● **TASK DETAILS**
Check each line of the data below for the word "between", then extract the ones that have it.
--- MATERIAL FOR THIS EXERCISE ---
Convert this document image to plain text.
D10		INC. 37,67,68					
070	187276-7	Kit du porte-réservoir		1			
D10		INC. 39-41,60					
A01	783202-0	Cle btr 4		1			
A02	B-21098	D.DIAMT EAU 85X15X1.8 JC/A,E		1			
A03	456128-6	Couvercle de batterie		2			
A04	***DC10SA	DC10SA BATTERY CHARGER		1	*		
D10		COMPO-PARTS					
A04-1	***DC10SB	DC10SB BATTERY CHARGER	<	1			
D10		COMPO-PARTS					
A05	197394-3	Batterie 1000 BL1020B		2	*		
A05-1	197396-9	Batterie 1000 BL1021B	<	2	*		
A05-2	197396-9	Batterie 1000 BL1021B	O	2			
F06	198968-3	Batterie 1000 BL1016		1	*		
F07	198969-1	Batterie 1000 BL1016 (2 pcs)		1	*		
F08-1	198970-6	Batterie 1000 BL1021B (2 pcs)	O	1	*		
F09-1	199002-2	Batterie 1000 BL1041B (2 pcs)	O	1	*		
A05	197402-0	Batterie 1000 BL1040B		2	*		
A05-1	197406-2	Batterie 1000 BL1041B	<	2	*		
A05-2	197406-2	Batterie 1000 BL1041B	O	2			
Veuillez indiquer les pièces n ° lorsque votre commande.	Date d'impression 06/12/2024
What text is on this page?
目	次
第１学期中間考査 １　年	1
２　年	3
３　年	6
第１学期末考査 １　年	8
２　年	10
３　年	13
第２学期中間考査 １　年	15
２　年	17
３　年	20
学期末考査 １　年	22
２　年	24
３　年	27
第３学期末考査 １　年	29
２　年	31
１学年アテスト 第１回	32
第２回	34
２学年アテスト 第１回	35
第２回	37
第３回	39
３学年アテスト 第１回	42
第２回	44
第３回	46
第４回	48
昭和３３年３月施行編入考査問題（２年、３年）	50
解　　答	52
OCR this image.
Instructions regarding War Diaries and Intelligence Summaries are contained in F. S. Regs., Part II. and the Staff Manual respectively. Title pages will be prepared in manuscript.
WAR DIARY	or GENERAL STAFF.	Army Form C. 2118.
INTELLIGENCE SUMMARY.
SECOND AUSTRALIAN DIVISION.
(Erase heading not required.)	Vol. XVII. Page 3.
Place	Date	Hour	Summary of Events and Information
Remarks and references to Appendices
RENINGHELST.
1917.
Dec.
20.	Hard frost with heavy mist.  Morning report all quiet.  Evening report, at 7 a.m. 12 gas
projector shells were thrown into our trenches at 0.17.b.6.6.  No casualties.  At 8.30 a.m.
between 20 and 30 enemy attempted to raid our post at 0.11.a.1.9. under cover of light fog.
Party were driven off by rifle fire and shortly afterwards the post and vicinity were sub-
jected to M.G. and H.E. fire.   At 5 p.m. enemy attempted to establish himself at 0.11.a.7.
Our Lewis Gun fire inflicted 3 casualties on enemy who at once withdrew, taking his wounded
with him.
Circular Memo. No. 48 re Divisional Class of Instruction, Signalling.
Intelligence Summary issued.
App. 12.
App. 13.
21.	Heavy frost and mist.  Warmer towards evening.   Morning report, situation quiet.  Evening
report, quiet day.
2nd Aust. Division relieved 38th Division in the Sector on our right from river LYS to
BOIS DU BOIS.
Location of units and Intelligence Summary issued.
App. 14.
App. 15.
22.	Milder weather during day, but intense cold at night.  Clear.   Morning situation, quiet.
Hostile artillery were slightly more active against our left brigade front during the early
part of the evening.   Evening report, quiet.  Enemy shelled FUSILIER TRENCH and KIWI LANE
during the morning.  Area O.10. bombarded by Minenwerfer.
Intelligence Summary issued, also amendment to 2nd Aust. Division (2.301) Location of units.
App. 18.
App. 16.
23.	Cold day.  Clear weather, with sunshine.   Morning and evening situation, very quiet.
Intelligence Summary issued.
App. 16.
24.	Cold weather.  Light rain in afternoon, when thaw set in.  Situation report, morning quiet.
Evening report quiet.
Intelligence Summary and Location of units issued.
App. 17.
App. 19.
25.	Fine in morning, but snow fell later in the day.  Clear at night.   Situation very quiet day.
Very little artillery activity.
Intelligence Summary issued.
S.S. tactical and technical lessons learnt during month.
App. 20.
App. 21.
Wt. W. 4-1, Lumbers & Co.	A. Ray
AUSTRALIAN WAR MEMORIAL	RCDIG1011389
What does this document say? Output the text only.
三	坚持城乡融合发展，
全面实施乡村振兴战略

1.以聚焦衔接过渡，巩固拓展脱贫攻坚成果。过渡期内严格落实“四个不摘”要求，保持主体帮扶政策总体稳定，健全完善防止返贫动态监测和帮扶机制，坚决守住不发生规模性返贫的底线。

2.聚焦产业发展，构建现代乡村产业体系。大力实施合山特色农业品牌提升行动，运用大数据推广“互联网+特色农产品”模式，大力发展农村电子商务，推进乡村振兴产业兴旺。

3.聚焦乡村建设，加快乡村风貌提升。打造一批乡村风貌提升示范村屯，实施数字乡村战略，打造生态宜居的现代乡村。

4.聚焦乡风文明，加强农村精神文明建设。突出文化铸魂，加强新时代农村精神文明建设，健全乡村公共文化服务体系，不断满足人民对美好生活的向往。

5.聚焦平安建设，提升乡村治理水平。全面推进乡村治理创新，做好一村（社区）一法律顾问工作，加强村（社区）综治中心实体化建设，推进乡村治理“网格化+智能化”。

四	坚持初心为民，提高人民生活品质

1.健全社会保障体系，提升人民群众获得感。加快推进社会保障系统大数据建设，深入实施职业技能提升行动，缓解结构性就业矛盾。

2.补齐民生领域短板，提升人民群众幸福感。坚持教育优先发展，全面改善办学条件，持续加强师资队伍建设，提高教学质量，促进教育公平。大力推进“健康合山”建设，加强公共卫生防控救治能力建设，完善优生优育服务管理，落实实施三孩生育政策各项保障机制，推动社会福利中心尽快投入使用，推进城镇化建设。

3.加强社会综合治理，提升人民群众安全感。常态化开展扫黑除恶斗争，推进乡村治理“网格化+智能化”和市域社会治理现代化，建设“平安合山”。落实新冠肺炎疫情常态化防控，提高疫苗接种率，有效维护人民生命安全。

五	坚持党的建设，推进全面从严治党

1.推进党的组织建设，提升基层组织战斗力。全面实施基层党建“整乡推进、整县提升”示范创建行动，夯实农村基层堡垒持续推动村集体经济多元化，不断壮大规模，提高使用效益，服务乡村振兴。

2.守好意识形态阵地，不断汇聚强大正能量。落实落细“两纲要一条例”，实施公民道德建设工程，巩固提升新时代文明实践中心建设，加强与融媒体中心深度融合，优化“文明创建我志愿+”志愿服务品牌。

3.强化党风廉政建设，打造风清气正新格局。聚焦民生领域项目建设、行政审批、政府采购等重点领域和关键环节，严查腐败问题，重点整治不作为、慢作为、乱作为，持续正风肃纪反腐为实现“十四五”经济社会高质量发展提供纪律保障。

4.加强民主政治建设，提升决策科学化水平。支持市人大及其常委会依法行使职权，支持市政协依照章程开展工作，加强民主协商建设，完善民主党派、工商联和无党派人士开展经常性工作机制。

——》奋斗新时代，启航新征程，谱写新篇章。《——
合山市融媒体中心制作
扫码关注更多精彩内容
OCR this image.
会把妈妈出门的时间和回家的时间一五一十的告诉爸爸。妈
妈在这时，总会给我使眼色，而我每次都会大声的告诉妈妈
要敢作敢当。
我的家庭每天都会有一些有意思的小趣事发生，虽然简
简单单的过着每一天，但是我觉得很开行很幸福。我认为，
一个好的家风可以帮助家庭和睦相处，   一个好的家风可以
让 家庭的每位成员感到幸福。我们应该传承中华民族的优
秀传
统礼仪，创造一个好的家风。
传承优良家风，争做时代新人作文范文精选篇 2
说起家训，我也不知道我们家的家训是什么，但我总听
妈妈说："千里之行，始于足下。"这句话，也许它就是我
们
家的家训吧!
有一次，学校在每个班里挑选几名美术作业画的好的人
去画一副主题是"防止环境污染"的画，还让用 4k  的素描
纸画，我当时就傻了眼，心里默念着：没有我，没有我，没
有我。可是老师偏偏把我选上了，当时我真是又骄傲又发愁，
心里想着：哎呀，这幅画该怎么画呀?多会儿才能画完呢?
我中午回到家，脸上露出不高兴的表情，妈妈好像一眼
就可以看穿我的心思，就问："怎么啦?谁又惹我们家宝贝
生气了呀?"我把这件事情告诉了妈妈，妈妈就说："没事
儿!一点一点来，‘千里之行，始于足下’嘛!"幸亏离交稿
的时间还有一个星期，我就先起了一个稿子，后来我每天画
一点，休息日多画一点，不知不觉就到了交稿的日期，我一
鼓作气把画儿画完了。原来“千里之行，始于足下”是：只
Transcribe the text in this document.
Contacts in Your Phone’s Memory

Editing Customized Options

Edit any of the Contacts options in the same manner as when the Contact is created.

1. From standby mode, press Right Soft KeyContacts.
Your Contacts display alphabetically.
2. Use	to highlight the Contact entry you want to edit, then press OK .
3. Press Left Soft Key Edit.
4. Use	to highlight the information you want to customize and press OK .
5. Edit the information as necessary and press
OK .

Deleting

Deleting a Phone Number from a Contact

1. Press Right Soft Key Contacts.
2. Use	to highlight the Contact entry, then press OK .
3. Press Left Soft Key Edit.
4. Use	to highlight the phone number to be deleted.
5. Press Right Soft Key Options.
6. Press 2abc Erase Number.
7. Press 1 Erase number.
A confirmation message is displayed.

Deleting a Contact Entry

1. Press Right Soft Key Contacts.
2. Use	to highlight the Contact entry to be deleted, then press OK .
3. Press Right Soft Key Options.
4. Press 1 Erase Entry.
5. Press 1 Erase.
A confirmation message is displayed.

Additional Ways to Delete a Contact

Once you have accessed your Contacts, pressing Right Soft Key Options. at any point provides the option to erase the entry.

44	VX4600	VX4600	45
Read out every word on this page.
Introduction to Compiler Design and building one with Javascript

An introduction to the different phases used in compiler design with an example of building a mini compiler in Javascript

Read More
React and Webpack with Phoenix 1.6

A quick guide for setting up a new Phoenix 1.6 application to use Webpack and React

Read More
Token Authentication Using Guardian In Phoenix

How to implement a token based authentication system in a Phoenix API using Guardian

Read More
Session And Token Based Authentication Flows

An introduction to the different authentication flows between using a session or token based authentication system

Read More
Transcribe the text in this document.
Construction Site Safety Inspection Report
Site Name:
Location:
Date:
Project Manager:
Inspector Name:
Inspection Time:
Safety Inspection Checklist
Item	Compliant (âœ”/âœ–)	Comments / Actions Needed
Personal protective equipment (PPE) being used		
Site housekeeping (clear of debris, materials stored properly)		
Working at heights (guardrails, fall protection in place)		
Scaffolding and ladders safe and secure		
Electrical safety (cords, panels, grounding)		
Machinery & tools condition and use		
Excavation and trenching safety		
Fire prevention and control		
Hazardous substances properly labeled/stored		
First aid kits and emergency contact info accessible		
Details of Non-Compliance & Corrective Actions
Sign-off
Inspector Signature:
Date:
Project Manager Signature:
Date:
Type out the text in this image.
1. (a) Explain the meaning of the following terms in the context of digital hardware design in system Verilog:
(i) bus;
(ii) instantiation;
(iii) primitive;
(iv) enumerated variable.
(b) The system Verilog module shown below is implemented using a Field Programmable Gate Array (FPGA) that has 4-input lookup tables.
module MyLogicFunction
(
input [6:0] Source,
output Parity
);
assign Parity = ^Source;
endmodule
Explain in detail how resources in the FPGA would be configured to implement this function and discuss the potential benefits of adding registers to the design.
---
● **REPLY**
between 20 and 30 enemy attempted to raid our post at 0.11.a.1.9. under cover of light fog.
An introduction to the different authentication flows between using a session or token based authentication system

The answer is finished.